• [To be done] Give back the full listing, character for character, with no pictures.

___ Records for the task ___

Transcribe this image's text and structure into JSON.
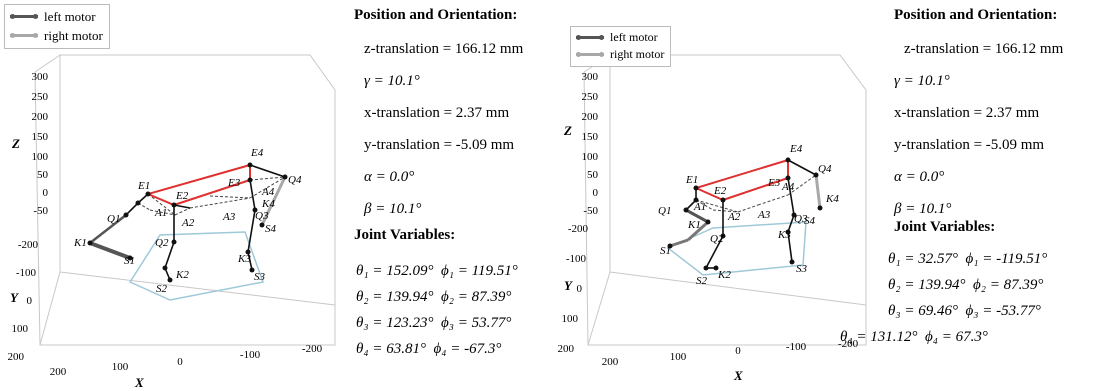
{
  "legend": {
    "left_motor": "left motor",
    "right_motor": "right motor"
  },
  "colors": {
    "left_motor": "#555555",
    "right_motor": "#a8a8a8",
    "top_platform": "#e03030",
    "base": "#9ec9d8",
    "link": "#111111"
  },
  "axes": {
    "z_label": "Z",
    "y_label": "Y",
    "x_label": "X",
    "z_ticks": [
      "300",
      "250",
      "200",
      "150",
      "100",
      "50",
      "0",
      "-50"
    ],
    "y_ticks": [
      "-200",
      "-100",
      "0",
      "100",
      "200"
    ],
    "x_ticks": [
      "200",
      "100",
      "0",
      "-100",
      "-200"
    ]
  },
  "labels": {
    "e1": "E1",
    "e2": "E2",
    "e3": "E3",
    "e4": "E4",
    "a1": "A1",
    "a2": "A2",
    "a3": "A3",
    "a4": "A4",
    "q1": "Q1",
    "q2": "Q2",
    "q3": "Q3",
    "q4": "Q4",
    "k1": "K1",
    "k2": "K2",
    "k3": "K3",
    "k4": "K4",
    "s1": "S1",
    "s2": "S2",
    "s3": "S3",
    "s4": "S4"
  },
  "panels": [
    {
      "position_heading": "Position and Orientation:",
      "z_translation": "z-translation = 166.12 mm",
      "gamma": "γ = 10.1°",
      "x_translation": "x-translation = 2.37 mm",
      "y_translation": "y-translation = -5.09 mm",
      "alpha": "α = 0.0°",
      "beta": "β = 10.1°",
      "joint_heading": "Joint Variables:",
      "joints": [
        {
          "theta": "θ₁ = 152.09°",
          "phi": "ϕ₁ = 119.51°"
        },
        {
          "theta": "θ₂ = 139.94°",
          "phi": "ϕ₂ = 87.39°"
        },
        {
          "theta": "θ₃ = 123.23°",
          "phi": "ϕ₃ = 53.77°"
        },
        {
          "theta": "θ₄ = 63.81°",
          "phi": "ϕ₄ = -67.3°"
        }
      ]
    },
    {
      "position_heading": "Position and Orientation:",
      "z_translation": "z-translation = 166.12 mm",
      "gamma": "γ = 10.1°",
      "x_translation": "x-translation = 2.37 mm",
      "y_translation": "y-translation = -5.09 mm",
      "alpha": "α = 0.0°",
      "beta": "β = 10.1°",
      "joint_heading": "Joint Variables:",
      "joints": [
        {
          "theta": "θ₁ = 32.57°",
          "phi": "ϕ₁ = -119.51°"
        },
        {
          "theta": "θ₂ = 139.94°",
          "phi": "ϕ₂ = 87.39°"
        },
        {
          "theta": "θ₃ = 69.46°",
          "phi": "ϕ₃ = -53.77°"
        },
        {
          "theta": "θ₄ = 131.12°",
          "phi": "ϕ₄ = 67.3°"
        }
      ]
    }
  ]
}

___

• [Written response]
Transcribe this image's text and structure into JSON.
{
  "legend": {
    "left_motor": "left motor",
    "right_motor": "right motor"
  },
  "colors": {
    "left_motor": "#555555",
    "right_motor": "#a8a8a8",
    "top_platform": "#e03030",
    "base": "#9ec9d8",
    "link": "#111111"
  },
  "axes": {
    "z_label": "Z",
    "y_label": "Y",
    "x_label": "X",
    "z_ticks": [
      "300",
      "250",
      "200",
      "150",
      "100",
      "50",
      "0",
      "-50"
    ],
    "y_ticks": [
      "-200",
      "-100",
      "0",
      "100",
      "200"
    ],
    "x_ticks": [
      "200",
      "100",
      "0",
      "-100",
      "-200"
    ]
  },
  "labels": {
    "e1": "E1",
    "e2": "E2",
    "e3": "E3",
    "e4": "E4",
    "a1": "A1",
    "a2": "A2",
    "a3": "A3",
    "a4": "A4",
    "q1": "Q1",
    "q2": "Q2",
    "q3": "Q3",
    "q4": "Q4",
    "k1": "K1",
    "k2": "K2",
    "k3": "K3",
    "k4": "K4",
    "s1": "S1",
    "s2": "S2",
    "s3": "S3",
    "s4": "S4"
  },
  "panels": [
    {
      "position_heading": "Position and Orientation:",
      "z_translation": "z-translation = 166.12 mm",
      "gamma": "γ = 10.1°",
      "x_translation": "x-translation = 2.37 mm",
      "y_translation": "y-translation = -5.09 mm",
      "alpha": "α = 0.0°",
      "beta": "β = 10.1°",
      "joint_heading": "Joint Variables:",
      "joints": [
        {
          "theta": "θ₁ = 152.09°",
          "phi": "ϕ₁ = 119.51°"
        },
        {
          "theta": "θ₂ = 139.94°",
          "phi": "ϕ₂ = 87.39°"
        },
        {
          "theta": "θ₃ = 123.23°",
          "phi": "ϕ₃ = 53.77°"
        },
        {
          "theta": "θ₄ = 63.81°",
          "phi": "ϕ₄ = -67.3°"
        }
      ]
    },
    {
      "position_heading": "Position and Orientation:",
      "z_translation": "z-translation = 166.12 mm",
      "gamma": "γ = 10.1°",
      "x_translation": "x-translation = 2.37 mm",
      "y_translation": "y-translation = -5.09 mm",
      "alpha": "α = 0.0°",
      "beta": "β = 10.1°",
      "joint_heading": "Joint Variables:",
      "joints": [
        {
          "theta": "θ₁ = 32.57°",
          "phi": "ϕ₁ = -119.51°"
        },
        {
          "theta": "θ₂ = 139.94°",
          "phi": "ϕ₂ = 87.39°"
        },
        {
          "theta": "θ₃ = 69.46°",
          "phi": "ϕ₃ = -53.77°"
        },
        {
          "theta": "θ₄ = 131.12°",
          "phi": "ϕ₄ = 67.3°"
        }
      ]
    }
  ]
}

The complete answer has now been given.